* BEGIN Dataset rows *

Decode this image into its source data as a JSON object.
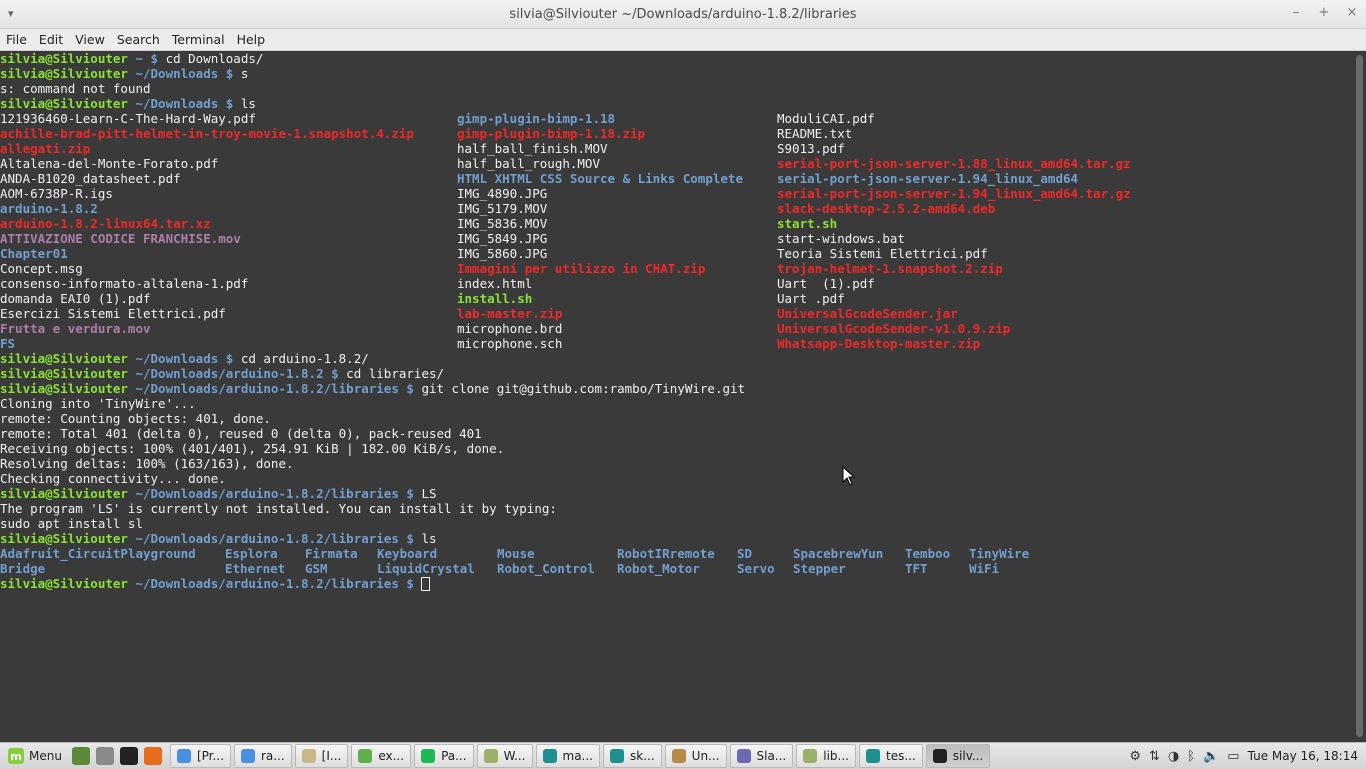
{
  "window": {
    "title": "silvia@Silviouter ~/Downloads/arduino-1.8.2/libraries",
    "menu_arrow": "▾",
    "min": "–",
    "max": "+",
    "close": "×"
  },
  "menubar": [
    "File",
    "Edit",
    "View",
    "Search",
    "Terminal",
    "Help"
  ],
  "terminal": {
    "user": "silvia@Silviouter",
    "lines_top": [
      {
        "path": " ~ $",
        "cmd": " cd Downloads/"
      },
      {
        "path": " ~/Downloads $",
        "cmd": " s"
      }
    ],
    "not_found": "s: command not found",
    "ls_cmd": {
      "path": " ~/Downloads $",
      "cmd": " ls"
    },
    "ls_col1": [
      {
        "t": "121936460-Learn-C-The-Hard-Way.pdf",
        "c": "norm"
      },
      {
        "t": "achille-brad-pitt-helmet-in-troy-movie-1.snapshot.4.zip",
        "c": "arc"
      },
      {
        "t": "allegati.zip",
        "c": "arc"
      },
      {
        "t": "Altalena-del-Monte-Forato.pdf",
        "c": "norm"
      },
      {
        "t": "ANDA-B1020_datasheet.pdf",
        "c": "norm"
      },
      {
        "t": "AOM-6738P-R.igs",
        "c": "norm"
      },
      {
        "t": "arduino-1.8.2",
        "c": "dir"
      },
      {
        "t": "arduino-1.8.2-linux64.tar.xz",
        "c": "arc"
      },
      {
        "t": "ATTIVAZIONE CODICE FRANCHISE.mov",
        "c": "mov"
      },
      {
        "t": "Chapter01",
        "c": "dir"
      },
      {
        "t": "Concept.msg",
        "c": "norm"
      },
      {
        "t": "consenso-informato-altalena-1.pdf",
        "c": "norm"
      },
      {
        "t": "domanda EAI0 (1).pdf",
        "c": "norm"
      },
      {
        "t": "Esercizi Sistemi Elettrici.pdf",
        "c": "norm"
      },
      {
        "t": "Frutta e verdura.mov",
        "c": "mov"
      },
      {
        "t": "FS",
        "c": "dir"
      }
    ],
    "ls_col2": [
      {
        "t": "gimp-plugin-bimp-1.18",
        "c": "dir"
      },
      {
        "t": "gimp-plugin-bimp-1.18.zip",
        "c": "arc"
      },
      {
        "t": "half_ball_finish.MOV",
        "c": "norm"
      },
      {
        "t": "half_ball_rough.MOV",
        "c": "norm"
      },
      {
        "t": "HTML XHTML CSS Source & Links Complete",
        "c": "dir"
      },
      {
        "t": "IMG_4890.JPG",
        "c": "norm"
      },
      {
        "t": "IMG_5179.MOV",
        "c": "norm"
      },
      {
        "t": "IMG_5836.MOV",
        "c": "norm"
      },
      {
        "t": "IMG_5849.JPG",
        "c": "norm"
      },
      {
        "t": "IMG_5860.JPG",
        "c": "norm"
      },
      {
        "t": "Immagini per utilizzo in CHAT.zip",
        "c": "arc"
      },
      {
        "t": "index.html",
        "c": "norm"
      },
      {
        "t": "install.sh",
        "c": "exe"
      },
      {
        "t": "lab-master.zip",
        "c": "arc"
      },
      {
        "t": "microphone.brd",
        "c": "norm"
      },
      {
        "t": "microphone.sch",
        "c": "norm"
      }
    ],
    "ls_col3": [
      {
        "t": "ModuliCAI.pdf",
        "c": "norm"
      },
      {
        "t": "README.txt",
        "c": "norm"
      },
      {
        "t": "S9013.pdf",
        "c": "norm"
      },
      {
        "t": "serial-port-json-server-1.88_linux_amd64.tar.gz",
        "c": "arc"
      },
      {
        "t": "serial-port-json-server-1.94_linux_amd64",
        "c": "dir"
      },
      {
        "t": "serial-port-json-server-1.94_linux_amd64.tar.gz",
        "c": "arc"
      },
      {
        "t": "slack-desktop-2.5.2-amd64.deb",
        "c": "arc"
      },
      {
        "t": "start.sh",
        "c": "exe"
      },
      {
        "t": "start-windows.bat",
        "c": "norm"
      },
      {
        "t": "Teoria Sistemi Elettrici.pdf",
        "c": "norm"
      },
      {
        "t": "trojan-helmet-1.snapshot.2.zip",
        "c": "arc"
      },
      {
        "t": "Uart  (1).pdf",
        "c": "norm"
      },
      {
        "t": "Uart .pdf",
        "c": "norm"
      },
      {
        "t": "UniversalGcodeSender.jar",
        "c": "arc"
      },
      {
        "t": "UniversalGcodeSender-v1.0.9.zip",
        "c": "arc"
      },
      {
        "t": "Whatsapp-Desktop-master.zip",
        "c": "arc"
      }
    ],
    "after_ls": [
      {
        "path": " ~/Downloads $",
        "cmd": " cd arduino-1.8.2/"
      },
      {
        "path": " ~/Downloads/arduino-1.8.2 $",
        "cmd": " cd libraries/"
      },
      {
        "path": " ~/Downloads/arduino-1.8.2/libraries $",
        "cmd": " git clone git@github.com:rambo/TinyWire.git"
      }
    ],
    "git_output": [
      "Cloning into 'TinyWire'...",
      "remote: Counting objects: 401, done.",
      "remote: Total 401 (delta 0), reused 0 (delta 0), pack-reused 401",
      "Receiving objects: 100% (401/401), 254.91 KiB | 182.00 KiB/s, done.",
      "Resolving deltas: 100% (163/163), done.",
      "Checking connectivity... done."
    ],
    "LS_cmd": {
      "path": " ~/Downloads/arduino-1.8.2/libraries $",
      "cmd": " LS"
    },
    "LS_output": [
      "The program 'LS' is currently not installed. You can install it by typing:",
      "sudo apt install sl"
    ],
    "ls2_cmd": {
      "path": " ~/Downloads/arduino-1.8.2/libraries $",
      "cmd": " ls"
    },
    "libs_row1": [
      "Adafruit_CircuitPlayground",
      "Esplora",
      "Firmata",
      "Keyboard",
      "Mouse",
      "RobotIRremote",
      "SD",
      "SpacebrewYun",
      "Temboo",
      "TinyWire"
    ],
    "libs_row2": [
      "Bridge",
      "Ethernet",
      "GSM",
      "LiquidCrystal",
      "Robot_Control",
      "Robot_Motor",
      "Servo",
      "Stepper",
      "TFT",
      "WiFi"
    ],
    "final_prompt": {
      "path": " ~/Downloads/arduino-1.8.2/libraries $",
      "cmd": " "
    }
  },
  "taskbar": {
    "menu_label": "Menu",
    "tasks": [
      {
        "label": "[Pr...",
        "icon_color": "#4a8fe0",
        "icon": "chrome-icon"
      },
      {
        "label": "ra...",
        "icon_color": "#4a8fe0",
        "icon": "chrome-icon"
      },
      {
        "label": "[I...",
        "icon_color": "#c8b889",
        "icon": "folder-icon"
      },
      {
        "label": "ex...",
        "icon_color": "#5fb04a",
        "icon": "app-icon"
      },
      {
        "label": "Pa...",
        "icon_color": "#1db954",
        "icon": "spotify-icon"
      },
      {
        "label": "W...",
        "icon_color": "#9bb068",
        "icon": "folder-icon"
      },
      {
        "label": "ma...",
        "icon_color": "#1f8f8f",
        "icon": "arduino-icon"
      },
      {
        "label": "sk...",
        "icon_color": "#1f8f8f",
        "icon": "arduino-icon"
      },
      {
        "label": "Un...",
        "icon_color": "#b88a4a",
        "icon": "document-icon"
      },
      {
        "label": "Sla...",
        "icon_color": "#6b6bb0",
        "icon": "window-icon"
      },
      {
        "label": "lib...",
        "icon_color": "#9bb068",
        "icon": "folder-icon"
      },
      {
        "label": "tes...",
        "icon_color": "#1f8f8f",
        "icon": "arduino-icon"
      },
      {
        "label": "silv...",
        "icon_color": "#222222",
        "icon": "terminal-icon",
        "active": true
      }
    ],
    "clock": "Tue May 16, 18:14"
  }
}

* END Dataset rows *

Aim — Write the records out once more, exactly as they appear, with no pictures.

Reply —
Decode this image into its source data as a JSON object.
{
  "window": {
    "title": "silvia@Silviouter ~/Downloads/arduino-1.8.2/libraries",
    "menu_arrow": "▾",
    "min": "–",
    "max": "+",
    "close": "×"
  },
  "menubar": [
    "File",
    "Edit",
    "View",
    "Search",
    "Terminal",
    "Help"
  ],
  "terminal": {
    "user": "silvia@Silviouter",
    "lines_top": [
      {
        "path": " ~ $",
        "cmd": " cd Downloads/"
      },
      {
        "path": " ~/Downloads $",
        "cmd": " s"
      }
    ],
    "not_found": "s: command not found",
    "ls_cmd": {
      "path": " ~/Downloads $",
      "cmd": " ls"
    },
    "ls_col1": [
      {
        "t": "121936460-Learn-C-The-Hard-Way.pdf",
        "c": "norm"
      },
      {
        "t": "achille-brad-pitt-helmet-in-troy-movie-1.snapshot.4.zip",
        "c": "arc"
      },
      {
        "t": "allegati.zip",
        "c": "arc"
      },
      {
        "t": "Altalena-del-Monte-Forato.pdf",
        "c": "norm"
      },
      {
        "t": "ANDA-B1020_datasheet.pdf",
        "c": "norm"
      },
      {
        "t": "AOM-6738P-R.igs",
        "c": "norm"
      },
      {
        "t": "arduino-1.8.2",
        "c": "dir"
      },
      {
        "t": "arduino-1.8.2-linux64.tar.xz",
        "c": "arc"
      },
      {
        "t": "ATTIVAZIONE CODICE FRANCHISE.mov",
        "c": "mov"
      },
      {
        "t": "Chapter01",
        "c": "dir"
      },
      {
        "t": "Concept.msg",
        "c": "norm"
      },
      {
        "t": "consenso-informato-altalena-1.pdf",
        "c": "norm"
      },
      {
        "t": "domanda EAI0 (1).pdf",
        "c": "norm"
      },
      {
        "t": "Esercizi Sistemi Elettrici.pdf",
        "c": "norm"
      },
      {
        "t": "Frutta e verdura.mov",
        "c": "mov"
      },
      {
        "t": "FS",
        "c": "dir"
      }
    ],
    "ls_col2": [
      {
        "t": "gimp-plugin-bimp-1.18",
        "c": "dir"
      },
      {
        "t": "gimp-plugin-bimp-1.18.zip",
        "c": "arc"
      },
      {
        "t": "half_ball_finish.MOV",
        "c": "norm"
      },
      {
        "t": "half_ball_rough.MOV",
        "c": "norm"
      },
      {
        "t": "HTML XHTML CSS Source & Links Complete",
        "c": "dir"
      },
      {
        "t": "IMG_4890.JPG",
        "c": "norm"
      },
      {
        "t": "IMG_5179.MOV",
        "c": "norm"
      },
      {
        "t": "IMG_5836.MOV",
        "c": "norm"
      },
      {
        "t": "IMG_5849.JPG",
        "c": "norm"
      },
      {
        "t": "IMG_5860.JPG",
        "c": "norm"
      },
      {
        "t": "Immagini per utilizzo in CHAT.zip",
        "c": "arc"
      },
      {
        "t": "index.html",
        "c": "norm"
      },
      {
        "t": "install.sh",
        "c": "exe"
      },
      {
        "t": "lab-master.zip",
        "c": "arc"
      },
      {
        "t": "microphone.brd",
        "c": "norm"
      },
      {
        "t": "microphone.sch",
        "c": "norm"
      }
    ],
    "ls_col3": [
      {
        "t": "ModuliCAI.pdf",
        "c": "norm"
      },
      {
        "t": "README.txt",
        "c": "norm"
      },
      {
        "t": "S9013.pdf",
        "c": "norm"
      },
      {
        "t": "serial-port-json-server-1.88_linux_amd64.tar.gz",
        "c": "arc"
      },
      {
        "t": "serial-port-json-server-1.94_linux_amd64",
        "c": "dir"
      },
      {
        "t": "serial-port-json-server-1.94_linux_amd64.tar.gz",
        "c": "arc"
      },
      {
        "t": "slack-desktop-2.5.2-amd64.deb",
        "c": "arc"
      },
      {
        "t": "start.sh",
        "c": "exe"
      },
      {
        "t": "start-windows.bat",
        "c": "norm"
      },
      {
        "t": "Teoria Sistemi Elettrici.pdf",
        "c": "norm"
      },
      {
        "t": "trojan-helmet-1.snapshot.2.zip",
        "c": "arc"
      },
      {
        "t": "Uart  (1).pdf",
        "c": "norm"
      },
      {
        "t": "Uart .pdf",
        "c": "norm"
      },
      {
        "t": "UniversalGcodeSender.jar",
        "c": "arc"
      },
      {
        "t": "UniversalGcodeSender-v1.0.9.zip",
        "c": "arc"
      },
      {
        "t": "Whatsapp-Desktop-master.zip",
        "c": "arc"
      }
    ],
    "after_ls": [
      {
        "path": " ~/Downloads $",
        "cmd": " cd arduino-1.8.2/"
      },
      {
        "path": " ~/Downloads/arduino-1.8.2 $",
        "cmd": " cd libraries/"
      },
      {
        "path": " ~/Downloads/arduino-1.8.2/libraries $",
        "cmd": " git clone git@github.com:rambo/TinyWire.git"
      }
    ],
    "git_output": [
      "Cloning into 'TinyWire'...",
      "remote: Counting objects: 401, done.",
      "remote: Total 401 (delta 0), reused 0 (delta 0), pack-reused 401",
      "Receiving objects: 100% (401/401), 254.91 KiB | 182.00 KiB/s, done.",
      "Resolving deltas: 100% (163/163), done.",
      "Checking connectivity... done."
    ],
    "LS_cmd": {
      "path": " ~/Downloads/arduino-1.8.2/libraries $",
      "cmd": " LS"
    },
    "LS_output": [
      "The program 'LS' is currently not installed. You can install it by typing:",
      "sudo apt install sl"
    ],
    "ls2_cmd": {
      "path": " ~/Downloads/arduino-1.8.2/libraries $",
      "cmd": " ls"
    },
    "libs_row1": [
      "Adafruit_CircuitPlayground",
      "Esplora",
      "Firmata",
      "Keyboard",
      "Mouse",
      "RobotIRremote",
      "SD",
      "SpacebrewYun",
      "Temboo",
      "TinyWire"
    ],
    "libs_row2": [
      "Bridge",
      "Ethernet",
      "GSM",
      "LiquidCrystal",
      "Robot_Control",
      "Robot_Motor",
      "Servo",
      "Stepper",
      "TFT",
      "WiFi"
    ],
    "final_prompt": {
      "path": " ~/Downloads/arduino-1.8.2/libraries $",
      "cmd": " "
    }
  },
  "taskbar": {
    "menu_label": "Menu",
    "tasks": [
      {
        "label": "[Pr...",
        "icon_color": "#4a8fe0",
        "icon": "chrome-icon"
      },
      {
        "label": "ra...",
        "icon_color": "#4a8fe0",
        "icon": "chrome-icon"
      },
      {
        "label": "[I...",
        "icon_color": "#c8b889",
        "icon": "folder-icon"
      },
      {
        "label": "ex...",
        "icon_color": "#5fb04a",
        "icon": "app-icon"
      },
      {
        "label": "Pa...",
        "icon_color": "#1db954",
        "icon": "spotify-icon"
      },
      {
        "label": "W...",
        "icon_color": "#9bb068",
        "icon": "folder-icon"
      },
      {
        "label": "ma...",
        "icon_color": "#1f8f8f",
        "icon": "arduino-icon"
      },
      {
        "label": "sk...",
        "icon_color": "#1f8f8f",
        "icon": "arduino-icon"
      },
      {
        "label": "Un...",
        "icon_color": "#b88a4a",
        "icon": "document-icon"
      },
      {
        "label": "Sla...",
        "icon_color": "#6b6bb0",
        "icon": "window-icon"
      },
      {
        "label": "lib...",
        "icon_color": "#9bb068",
        "icon": "folder-icon"
      },
      {
        "label": "tes...",
        "icon_color": "#1f8f8f",
        "icon": "arduino-icon"
      },
      {
        "label": "silv...",
        "icon_color": "#222222",
        "icon": "terminal-icon",
        "active": true
      }
    ],
    "clock": "Tue May 16, 18:14"
  }
}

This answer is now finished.